───── INPUT DATA

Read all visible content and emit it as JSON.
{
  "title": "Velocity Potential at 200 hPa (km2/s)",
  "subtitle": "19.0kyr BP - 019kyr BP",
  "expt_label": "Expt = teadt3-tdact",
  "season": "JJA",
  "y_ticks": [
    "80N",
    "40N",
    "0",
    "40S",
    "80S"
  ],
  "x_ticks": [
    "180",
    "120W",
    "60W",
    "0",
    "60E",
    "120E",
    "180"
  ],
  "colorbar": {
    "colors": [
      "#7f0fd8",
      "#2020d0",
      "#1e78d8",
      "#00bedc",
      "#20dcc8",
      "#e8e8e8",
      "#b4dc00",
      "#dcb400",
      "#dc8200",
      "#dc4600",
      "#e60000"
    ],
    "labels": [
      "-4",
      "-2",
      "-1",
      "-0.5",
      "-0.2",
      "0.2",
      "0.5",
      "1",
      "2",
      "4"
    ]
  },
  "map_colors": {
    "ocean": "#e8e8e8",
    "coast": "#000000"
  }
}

──────────

▸ **EXERCISE OBJECTIVE**:
Extract the complete listing above, reproducing each line exactly.

▸ **SOLUTION TO THIS EXERCISE**:
Read all visible content and emit it as JSON.
{
  "title": "Velocity Potential at 200 hPa (km2/s)",
  "subtitle": "19.0kyr BP - 019kyr BP",
  "expt_label": "Expt = teadt3-tdact",
  "season": "JJA",
  "y_ticks": [
    "80N",
    "40N",
    "0",
    "40S",
    "80S"
  ],
  "x_ticks": [
    "180",
    "120W",
    "60W",
    "0",
    "60E",
    "120E",
    "180"
  ],
  "colorbar": {
    "colors": [
      "#7f0fd8",
      "#2020d0",
      "#1e78d8",
      "#00bedc",
      "#20dcc8",
      "#e8e8e8",
      "#b4dc00",
      "#dcb400",
      "#dc8200",
      "#dc4600",
      "#e60000"
    ],
    "labels": [
      "-4",
      "-2",
      "-1",
      "-0.5",
      "-0.2",
      "0.2",
      "0.5",
      "1",
      "2",
      "4"
    ]
  },
  "map_colors": {
    "ocean": "#e8e8e8",
    "coast": "#000000"
  }
}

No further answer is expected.